▶ _Dataset rows_:
BEGIN

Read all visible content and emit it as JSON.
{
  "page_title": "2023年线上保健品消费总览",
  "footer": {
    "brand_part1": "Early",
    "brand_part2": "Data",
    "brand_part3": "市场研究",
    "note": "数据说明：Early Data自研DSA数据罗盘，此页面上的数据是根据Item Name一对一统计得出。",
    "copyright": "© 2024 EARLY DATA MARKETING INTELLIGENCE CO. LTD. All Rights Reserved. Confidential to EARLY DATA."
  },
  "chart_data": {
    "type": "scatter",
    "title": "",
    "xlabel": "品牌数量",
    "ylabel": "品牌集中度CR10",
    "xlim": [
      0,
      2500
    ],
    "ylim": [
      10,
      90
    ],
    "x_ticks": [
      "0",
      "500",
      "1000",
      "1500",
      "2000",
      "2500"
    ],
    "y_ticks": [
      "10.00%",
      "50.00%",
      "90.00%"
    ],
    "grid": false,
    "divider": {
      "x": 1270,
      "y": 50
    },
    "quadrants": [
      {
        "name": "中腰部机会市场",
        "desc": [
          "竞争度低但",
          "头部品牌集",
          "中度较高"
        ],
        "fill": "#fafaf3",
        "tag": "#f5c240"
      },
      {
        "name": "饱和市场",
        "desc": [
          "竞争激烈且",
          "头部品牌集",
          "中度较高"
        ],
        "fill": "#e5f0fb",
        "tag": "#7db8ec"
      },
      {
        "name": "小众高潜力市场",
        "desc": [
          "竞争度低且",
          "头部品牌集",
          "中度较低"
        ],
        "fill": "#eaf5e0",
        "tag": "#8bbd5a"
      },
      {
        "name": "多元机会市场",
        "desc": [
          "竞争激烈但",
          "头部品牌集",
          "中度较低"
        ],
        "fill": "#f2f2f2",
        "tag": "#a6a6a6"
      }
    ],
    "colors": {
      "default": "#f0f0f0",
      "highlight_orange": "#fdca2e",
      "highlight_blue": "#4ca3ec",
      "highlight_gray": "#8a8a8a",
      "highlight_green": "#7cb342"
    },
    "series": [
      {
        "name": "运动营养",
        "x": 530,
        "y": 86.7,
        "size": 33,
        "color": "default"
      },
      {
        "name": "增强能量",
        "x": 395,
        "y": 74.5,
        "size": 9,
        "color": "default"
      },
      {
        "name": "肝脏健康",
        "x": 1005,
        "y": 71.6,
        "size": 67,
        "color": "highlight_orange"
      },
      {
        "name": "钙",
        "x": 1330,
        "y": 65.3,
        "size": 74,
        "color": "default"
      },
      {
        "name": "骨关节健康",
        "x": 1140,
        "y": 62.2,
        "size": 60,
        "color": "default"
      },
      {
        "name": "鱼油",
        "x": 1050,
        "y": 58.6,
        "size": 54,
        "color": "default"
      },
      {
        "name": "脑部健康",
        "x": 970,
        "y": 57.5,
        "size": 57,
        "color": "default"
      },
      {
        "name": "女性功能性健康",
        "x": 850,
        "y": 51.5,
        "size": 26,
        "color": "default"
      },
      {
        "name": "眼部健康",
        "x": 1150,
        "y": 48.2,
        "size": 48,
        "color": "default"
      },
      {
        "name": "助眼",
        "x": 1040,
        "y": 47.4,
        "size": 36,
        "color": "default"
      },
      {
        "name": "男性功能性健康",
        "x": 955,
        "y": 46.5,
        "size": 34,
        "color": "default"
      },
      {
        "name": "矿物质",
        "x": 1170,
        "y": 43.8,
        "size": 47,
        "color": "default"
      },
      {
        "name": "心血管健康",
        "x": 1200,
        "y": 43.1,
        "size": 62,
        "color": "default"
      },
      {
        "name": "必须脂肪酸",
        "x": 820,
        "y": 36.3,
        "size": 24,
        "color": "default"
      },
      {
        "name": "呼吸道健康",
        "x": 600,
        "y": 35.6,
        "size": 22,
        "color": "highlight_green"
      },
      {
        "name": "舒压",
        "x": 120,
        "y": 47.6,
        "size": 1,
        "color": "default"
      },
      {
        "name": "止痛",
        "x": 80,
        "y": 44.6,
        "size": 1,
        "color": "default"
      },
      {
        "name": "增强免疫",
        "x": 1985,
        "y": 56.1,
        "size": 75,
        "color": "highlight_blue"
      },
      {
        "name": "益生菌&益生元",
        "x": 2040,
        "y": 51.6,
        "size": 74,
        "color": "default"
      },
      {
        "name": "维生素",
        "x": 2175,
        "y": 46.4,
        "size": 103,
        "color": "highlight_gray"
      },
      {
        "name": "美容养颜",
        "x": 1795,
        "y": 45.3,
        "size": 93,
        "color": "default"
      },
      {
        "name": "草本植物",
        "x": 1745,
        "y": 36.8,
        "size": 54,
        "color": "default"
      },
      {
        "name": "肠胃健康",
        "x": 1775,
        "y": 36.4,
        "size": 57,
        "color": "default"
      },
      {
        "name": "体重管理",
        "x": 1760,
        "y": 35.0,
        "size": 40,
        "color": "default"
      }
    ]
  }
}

END

▶ _Set problem_: Find every line in the records above that holds the word "fill", and copy each one.

▶ _Expected answer_:
        "fill": "#fafaf3",
        "fill": "#e5f0fb",
        "fill": "#eaf5e0",
        "fill": "#f2f2f2",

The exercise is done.